Goal – In the listing below, locate the lines bearing the word "駐輪場料金". Copy every one of them.

-=-=-=-=-

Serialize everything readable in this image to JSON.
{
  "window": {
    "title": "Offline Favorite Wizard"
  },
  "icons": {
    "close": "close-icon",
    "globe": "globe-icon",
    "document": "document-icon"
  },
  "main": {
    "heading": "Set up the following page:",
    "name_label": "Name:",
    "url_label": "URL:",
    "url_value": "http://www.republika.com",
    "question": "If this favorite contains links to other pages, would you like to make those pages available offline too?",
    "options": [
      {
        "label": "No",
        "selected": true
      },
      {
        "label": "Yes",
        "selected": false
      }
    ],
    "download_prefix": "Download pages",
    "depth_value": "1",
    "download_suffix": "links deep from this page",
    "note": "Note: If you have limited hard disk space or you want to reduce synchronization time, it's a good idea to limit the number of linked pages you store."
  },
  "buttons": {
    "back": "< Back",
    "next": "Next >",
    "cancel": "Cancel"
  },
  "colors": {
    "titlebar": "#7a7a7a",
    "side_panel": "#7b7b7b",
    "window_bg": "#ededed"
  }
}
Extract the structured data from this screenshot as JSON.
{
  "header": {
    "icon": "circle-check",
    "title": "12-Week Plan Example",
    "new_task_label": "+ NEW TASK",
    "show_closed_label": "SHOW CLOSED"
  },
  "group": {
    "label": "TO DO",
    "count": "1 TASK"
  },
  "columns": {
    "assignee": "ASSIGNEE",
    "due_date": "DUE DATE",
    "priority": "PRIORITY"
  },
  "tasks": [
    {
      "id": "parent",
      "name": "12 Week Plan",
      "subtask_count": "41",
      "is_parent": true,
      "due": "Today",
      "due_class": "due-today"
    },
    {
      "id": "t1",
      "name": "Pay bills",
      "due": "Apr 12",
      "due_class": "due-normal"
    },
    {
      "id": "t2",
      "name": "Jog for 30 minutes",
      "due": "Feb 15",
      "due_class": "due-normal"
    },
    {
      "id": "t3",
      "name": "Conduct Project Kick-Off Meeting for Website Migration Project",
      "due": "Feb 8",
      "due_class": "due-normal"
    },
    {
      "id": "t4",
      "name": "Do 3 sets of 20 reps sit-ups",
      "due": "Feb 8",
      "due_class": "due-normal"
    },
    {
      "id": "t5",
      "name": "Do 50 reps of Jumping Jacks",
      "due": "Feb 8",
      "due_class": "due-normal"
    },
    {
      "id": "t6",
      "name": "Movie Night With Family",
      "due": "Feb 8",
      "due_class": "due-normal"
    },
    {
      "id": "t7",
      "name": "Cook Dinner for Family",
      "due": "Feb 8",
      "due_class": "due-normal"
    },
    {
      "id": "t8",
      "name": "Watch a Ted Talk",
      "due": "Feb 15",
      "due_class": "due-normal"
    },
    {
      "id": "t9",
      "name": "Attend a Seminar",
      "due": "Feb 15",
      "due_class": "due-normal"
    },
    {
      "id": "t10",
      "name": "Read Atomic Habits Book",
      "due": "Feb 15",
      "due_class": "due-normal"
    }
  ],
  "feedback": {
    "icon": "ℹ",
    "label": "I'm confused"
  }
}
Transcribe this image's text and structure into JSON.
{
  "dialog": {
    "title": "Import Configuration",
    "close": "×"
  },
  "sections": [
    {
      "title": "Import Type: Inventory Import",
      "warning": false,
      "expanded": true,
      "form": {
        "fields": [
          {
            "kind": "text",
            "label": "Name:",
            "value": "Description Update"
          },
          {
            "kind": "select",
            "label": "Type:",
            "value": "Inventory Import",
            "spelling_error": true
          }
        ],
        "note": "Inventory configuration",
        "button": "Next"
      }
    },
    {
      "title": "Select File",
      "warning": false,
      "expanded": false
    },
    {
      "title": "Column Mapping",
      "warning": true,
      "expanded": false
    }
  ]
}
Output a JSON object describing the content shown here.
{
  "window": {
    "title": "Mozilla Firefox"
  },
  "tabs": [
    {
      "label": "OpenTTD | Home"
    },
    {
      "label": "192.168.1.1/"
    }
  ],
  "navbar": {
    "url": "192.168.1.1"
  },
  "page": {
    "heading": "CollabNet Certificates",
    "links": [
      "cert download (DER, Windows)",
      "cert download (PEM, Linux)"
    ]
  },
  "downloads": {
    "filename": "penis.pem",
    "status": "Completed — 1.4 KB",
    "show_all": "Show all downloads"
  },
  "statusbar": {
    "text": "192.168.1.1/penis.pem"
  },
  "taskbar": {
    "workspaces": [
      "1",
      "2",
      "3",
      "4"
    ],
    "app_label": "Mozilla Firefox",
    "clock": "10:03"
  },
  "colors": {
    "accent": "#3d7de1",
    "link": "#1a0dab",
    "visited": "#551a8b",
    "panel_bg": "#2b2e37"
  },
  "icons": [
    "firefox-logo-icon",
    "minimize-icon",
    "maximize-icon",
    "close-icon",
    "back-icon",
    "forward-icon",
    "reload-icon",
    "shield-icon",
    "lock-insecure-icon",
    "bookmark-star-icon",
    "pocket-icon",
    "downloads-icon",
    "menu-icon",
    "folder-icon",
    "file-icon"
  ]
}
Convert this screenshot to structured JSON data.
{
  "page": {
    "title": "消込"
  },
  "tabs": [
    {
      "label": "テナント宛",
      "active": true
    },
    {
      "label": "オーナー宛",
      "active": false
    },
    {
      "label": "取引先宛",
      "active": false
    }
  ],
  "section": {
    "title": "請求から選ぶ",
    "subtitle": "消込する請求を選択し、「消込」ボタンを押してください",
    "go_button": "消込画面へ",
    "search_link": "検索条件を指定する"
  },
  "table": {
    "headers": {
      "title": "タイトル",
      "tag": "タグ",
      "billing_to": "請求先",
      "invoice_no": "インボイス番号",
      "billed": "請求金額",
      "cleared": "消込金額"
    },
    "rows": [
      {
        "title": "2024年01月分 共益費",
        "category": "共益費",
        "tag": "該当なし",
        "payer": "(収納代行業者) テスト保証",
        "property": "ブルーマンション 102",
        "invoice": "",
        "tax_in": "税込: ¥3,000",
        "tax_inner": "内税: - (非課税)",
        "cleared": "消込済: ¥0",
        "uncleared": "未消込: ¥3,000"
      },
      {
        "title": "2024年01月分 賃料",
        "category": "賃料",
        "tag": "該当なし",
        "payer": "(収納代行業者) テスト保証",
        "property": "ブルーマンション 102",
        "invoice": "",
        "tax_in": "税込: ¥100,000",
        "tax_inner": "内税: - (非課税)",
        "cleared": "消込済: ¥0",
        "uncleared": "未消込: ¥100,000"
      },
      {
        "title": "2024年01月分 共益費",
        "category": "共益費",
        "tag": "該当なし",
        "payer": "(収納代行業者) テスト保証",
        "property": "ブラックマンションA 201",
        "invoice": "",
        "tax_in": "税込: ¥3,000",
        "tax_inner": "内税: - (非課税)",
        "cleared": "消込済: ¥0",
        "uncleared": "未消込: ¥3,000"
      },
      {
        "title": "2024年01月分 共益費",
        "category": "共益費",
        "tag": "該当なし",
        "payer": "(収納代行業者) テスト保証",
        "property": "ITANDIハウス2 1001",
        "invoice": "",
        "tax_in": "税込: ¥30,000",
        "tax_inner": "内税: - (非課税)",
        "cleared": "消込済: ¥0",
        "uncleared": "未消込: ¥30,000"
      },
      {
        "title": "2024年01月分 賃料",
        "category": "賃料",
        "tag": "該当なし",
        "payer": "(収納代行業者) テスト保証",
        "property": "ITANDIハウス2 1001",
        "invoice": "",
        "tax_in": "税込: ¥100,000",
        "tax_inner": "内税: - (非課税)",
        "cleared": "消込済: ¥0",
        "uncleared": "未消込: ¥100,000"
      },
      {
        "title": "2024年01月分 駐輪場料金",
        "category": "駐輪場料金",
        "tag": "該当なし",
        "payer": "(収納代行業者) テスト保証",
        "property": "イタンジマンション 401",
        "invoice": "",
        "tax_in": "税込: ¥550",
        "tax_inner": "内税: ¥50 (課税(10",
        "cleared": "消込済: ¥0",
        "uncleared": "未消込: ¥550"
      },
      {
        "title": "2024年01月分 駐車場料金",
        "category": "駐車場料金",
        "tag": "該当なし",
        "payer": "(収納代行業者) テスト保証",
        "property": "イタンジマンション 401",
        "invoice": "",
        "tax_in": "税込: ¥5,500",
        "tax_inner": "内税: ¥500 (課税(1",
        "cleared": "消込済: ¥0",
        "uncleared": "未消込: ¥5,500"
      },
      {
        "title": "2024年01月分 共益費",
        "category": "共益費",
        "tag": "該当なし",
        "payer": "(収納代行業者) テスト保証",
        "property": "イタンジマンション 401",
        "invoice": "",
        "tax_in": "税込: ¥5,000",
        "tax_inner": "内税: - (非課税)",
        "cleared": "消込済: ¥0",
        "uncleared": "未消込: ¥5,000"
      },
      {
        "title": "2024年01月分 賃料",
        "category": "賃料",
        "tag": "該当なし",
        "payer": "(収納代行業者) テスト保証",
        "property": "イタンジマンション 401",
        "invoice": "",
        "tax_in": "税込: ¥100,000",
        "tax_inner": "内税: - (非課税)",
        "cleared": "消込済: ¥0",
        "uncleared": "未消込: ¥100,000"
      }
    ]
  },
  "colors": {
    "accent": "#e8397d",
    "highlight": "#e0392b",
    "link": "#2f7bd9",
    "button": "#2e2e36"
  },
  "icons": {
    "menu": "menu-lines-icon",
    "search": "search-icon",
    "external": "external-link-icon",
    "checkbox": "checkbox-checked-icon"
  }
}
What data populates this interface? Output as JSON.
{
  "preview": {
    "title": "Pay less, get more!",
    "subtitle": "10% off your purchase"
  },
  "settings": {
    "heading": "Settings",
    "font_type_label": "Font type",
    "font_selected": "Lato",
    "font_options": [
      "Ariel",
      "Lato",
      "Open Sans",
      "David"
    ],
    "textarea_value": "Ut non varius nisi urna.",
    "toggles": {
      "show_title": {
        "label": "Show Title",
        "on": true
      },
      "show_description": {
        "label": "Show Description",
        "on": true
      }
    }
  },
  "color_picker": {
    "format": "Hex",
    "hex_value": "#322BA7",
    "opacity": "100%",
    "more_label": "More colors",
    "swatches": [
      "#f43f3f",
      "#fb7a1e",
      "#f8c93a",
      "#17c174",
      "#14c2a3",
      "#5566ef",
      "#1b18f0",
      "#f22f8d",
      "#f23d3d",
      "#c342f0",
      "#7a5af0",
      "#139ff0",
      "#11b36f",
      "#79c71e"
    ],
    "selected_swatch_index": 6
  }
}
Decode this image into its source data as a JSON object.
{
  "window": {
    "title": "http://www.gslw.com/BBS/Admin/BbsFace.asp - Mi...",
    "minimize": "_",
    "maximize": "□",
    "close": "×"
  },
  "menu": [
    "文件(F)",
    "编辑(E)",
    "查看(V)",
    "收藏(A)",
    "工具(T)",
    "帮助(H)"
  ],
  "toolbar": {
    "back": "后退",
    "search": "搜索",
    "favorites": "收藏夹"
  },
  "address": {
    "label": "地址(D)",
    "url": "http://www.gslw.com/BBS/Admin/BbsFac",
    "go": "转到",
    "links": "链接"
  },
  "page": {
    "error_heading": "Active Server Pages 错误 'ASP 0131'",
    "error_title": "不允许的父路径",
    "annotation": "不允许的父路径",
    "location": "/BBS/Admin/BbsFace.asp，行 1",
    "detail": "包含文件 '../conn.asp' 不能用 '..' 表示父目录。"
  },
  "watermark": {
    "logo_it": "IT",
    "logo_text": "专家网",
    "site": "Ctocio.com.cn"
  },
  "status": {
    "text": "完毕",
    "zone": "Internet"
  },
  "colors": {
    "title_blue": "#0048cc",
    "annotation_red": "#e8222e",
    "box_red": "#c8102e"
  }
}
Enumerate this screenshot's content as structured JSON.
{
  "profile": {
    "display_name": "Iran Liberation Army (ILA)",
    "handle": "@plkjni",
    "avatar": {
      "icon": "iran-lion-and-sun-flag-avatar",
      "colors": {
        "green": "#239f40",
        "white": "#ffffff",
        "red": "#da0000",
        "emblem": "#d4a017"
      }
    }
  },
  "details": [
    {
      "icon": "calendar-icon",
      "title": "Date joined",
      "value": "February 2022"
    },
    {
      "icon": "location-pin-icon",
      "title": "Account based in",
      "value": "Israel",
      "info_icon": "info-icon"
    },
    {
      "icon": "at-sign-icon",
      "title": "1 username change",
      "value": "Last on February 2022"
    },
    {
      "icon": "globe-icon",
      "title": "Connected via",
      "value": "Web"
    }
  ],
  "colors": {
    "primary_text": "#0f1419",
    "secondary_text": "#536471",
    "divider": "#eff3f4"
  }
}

-=-=-=-=-

Result for this exercise –
        "title": "2024年01月分 駐輪場料金",
        "category": "駐輪場料金",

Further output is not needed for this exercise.